◆ **SET EXERCISE 1**:
The classroom management article below says troublemakers who disrupt the class are often seeking what?

-- start EXTRACT PROVIDED --

Why Do Teachers Quit?

Author:
Posted: July 25, 2008
Category: Classroom Management




This article is contributed by Heather Johnson, who regularly writes on California teacher certification. She invites your questions and writing job opportunities at her personal email address: heatherjohnson2323 at gmail dot com.

Teaching children is arguably the most taxing job in the world — it demands a great deal of patience and tolerance all through the day, every day of school. A good teacher takes the extra effort needed to ensure that the children understand what’s taught, not just in the way of lessons but in the way of life too. Sometimes a teacher’s patience is put to the test in the form of difficult students, those who will just not fall in line with the rest of the class. And at others, the whole class acts up and there’s chaos all round. At times like this, it’s no use shouting and tearing out your hair in an attempt to regain control of your unruly class. Instead, keep your wits about you and try to restore order in a systematic way. The following tips should help in such situations:

  • Very often, you’ll find that the confusion and noise are the result of the handiwork of just a few miscreants who are bent on causing trouble. If you can ferret them out and segregate them from the rest of the class, you’ll find that you have an easier time of controlling the class.
  • The troublemakers are often just seeking attention with their attempts to disrupt the class and lessons. Instead of taking them to task in front of their classmates and embarrassing them, talk to them in private and try to understand why they play up in class.

-- end EXTRACT PROVIDED --

◆ **SET EXERCISE 2**:
Copy out the lines of the records below, from the start of the records through the line containing "back-icon[interactable]: [14, 84, 54, 134]", with both ends included.

-- start ENTRIES SUPPLIED --

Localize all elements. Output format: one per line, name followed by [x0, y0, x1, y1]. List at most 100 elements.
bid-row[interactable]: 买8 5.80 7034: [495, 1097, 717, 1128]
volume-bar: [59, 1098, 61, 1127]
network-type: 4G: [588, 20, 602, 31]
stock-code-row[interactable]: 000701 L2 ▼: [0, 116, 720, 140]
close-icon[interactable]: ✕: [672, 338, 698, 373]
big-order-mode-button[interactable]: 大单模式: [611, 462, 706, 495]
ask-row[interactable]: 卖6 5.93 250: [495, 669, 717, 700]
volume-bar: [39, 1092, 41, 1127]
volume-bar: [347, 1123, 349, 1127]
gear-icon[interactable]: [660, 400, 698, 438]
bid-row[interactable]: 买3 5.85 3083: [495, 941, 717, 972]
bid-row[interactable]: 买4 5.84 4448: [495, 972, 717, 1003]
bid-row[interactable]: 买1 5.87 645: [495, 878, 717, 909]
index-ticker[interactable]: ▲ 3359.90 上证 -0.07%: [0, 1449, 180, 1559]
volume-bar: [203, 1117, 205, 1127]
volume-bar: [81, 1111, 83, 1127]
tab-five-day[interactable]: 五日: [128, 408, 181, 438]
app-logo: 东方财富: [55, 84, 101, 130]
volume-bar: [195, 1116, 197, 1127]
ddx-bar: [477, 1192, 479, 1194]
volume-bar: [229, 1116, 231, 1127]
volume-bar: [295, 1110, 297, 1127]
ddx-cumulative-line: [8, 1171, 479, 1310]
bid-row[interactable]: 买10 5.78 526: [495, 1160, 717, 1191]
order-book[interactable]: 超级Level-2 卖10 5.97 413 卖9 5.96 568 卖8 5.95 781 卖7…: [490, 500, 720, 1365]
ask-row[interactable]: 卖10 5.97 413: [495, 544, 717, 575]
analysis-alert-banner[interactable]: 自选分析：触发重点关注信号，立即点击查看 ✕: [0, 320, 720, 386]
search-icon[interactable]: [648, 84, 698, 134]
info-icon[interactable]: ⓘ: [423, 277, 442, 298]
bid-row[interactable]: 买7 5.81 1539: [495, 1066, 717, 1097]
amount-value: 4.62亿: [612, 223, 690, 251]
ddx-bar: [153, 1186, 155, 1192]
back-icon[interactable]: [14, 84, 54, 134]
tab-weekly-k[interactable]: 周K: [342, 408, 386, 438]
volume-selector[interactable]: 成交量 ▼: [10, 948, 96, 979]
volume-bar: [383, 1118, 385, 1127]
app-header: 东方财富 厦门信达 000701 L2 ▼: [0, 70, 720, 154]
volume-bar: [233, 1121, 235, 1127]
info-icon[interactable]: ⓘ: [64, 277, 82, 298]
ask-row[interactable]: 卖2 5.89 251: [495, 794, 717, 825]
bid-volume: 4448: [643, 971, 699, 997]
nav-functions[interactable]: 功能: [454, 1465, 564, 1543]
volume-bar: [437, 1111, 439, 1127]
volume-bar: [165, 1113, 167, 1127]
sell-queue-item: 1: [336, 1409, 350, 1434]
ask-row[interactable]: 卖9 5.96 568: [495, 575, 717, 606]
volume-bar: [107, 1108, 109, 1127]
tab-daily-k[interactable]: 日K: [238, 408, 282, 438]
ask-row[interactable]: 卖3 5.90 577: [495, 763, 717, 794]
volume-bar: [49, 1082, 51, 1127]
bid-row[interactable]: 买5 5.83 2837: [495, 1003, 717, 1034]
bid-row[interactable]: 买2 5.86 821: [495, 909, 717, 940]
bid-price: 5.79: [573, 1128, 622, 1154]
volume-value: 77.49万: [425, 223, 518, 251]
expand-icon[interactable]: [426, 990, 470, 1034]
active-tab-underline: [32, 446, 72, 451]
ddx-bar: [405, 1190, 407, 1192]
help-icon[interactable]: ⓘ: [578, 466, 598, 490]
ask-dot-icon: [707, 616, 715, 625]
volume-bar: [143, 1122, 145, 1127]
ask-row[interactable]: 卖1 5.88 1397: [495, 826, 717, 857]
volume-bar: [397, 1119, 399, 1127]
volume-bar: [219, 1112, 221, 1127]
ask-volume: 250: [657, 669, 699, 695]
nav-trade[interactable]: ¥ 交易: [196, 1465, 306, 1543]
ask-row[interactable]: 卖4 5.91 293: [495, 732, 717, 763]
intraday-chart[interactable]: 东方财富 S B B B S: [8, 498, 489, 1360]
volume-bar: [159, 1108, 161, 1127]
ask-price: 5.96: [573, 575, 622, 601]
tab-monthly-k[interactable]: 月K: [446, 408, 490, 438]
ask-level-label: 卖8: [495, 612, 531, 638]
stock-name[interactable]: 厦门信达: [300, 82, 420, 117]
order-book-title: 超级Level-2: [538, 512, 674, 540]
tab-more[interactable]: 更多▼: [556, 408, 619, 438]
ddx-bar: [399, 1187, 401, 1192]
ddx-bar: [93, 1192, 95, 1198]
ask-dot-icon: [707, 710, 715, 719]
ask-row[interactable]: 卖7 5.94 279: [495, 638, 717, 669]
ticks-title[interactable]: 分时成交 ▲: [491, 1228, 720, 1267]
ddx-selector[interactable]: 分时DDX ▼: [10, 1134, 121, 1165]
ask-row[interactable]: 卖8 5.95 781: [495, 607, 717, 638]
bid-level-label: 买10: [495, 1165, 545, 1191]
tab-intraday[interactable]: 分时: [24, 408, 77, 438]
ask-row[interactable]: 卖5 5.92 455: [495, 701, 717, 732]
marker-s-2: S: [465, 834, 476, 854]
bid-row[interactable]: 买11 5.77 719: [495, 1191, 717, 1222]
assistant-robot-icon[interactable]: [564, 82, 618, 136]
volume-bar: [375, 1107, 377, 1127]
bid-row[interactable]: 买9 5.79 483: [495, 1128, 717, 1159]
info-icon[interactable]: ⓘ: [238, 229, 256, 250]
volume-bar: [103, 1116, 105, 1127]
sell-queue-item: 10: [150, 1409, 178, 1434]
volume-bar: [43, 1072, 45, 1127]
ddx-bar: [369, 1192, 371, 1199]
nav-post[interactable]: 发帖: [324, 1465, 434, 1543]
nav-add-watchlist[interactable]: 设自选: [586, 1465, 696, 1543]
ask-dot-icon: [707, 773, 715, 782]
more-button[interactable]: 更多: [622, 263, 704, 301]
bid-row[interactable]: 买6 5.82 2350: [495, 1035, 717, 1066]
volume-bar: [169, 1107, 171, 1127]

-- end ENTRIES SUPPLIED --

◆ **WRITTEN SOLUTION 1**:
Attention.

◆ **WRITTEN SOLUTION 2**:
Localize all elements. Output format: one per line, name followed by [x0, y0, x1, y1]. List at most 100 elements.
bid-row[interactable]: 买8 5.80 7034: [495, 1097, 717, 1128]
volume-bar: [59, 1098, 61, 1127]
network-type: 4G: [588, 20, 602, 31]
stock-code-row[interactable]: 000701 L2 ▼: [0, 116, 720, 140]
close-icon[interactable]: ✕: [672, 338, 698, 373]
big-order-mode-button[interactable]: 大单模式: [611, 462, 706, 495]
ask-row[interactable]: 卖6 5.93 250: [495, 669, 717, 700]
volume-bar: [39, 1092, 41, 1127]
volume-bar: [347, 1123, 349, 1127]
gear-icon[interactable]: [660, 400, 698, 438]
bid-row[interactable]: 买3 5.85 3083: [495, 941, 717, 972]
bid-row[interactable]: 买4 5.84 4448: [495, 972, 717, 1003]
bid-row[interactable]: 买1 5.87 645: [495, 878, 717, 909]
index-ticker[interactable]: ▲ 3359.90 上证 -0.07%: [0, 1449, 180, 1559]
volume-bar: [203, 1117, 205, 1127]
volume-bar: [81, 1111, 83, 1127]
tab-five-day[interactable]: 五日: [128, 408, 181, 438]
app-logo: 东方财富: [55, 84, 101, 130]
volume-bar: [195, 1116, 197, 1127]
ddx-bar: [477, 1192, 479, 1194]
volume-bar: [229, 1116, 231, 1127]
volume-bar: [295, 1110, 297, 1127]
ddx-cumulative-line: [8, 1171, 479, 1310]
bid-row[interactable]: 买10 5.78 526: [495, 1160, 717, 1191]
order-book[interactable]: 超级Level-2 卖10 5.97 413 卖9 5.96 568 卖8 5.95 781 卖7…: [490, 500, 720, 1365]
ask-row[interactable]: 卖10 5.97 413: [495, 544, 717, 575]
analysis-alert-banner[interactable]: 自选分析：触发重点关注信号，立即点击查看 ✕: [0, 320, 720, 386]
search-icon[interactable]: [648, 84, 698, 134]
info-icon[interactable]: ⓘ: [423, 277, 442, 298]
bid-row[interactable]: 买7 5.81 1539: [495, 1066, 717, 1097]
amount-value: 4.62亿: [612, 223, 690, 251]
ddx-bar: [153, 1186, 155, 1192]
back-icon[interactable]: [14, 84, 54, 134]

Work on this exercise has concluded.